[Start of Records supplied]
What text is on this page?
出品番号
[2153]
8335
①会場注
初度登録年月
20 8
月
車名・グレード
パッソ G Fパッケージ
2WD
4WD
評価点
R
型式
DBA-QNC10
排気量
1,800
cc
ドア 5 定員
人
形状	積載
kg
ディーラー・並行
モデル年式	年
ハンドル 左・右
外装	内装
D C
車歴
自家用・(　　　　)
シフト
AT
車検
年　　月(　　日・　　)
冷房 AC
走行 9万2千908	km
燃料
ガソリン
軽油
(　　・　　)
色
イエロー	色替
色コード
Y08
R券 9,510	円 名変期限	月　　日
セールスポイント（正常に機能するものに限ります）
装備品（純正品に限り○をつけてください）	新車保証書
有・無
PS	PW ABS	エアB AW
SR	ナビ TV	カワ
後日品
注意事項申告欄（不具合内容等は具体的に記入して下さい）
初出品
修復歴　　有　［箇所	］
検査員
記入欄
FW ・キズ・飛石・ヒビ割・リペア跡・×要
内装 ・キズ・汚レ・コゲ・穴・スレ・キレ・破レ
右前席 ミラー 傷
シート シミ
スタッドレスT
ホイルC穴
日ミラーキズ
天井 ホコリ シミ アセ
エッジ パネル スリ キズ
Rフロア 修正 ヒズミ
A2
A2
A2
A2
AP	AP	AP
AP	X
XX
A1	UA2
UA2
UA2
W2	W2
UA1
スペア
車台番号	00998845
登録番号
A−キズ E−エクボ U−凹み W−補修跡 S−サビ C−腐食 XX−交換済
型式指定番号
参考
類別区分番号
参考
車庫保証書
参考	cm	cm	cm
[End of Records supplied]
[Start of Records supplied]
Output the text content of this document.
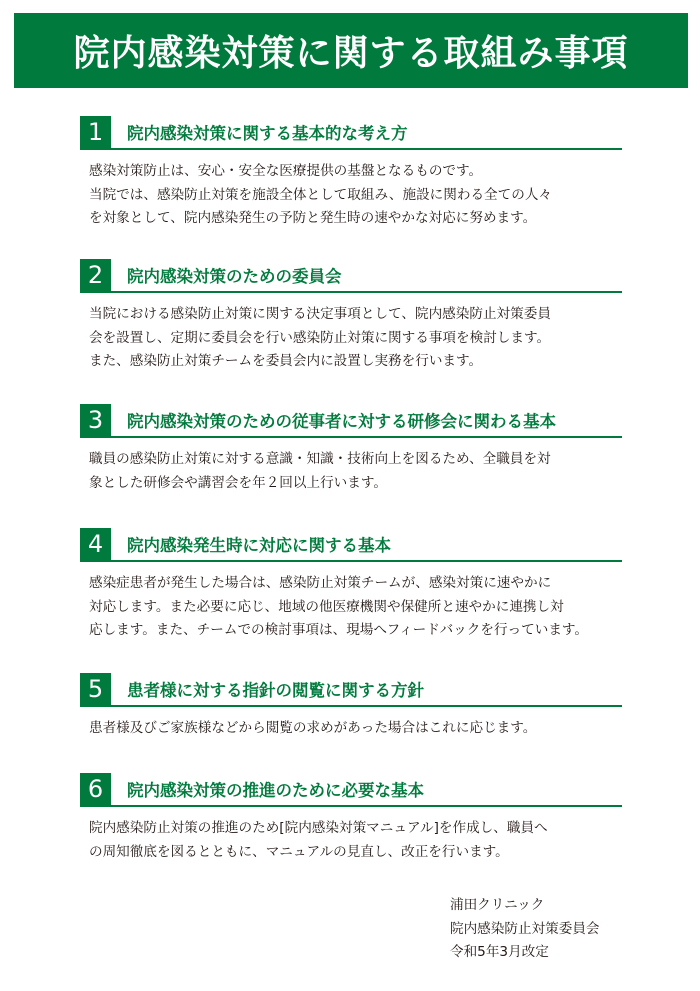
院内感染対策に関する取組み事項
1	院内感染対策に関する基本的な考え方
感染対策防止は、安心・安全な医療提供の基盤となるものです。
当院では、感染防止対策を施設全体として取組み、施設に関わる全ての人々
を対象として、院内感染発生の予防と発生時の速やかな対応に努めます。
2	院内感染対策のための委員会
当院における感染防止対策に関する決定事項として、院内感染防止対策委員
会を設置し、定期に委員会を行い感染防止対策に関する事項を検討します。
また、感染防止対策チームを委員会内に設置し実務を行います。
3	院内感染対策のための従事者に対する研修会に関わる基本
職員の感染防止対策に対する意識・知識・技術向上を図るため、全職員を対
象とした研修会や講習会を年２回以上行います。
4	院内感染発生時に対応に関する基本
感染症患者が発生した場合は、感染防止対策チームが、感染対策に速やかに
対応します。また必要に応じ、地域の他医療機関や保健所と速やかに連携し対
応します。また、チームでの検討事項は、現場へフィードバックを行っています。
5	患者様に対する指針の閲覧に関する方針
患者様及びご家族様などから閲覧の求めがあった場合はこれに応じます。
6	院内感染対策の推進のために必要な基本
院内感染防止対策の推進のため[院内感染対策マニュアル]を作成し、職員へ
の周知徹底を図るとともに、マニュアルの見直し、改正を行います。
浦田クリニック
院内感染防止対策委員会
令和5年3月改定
[End of Records supplied]
Copy all lines from the listing that contain "this".

What text is on this page?
Output the text content of this document.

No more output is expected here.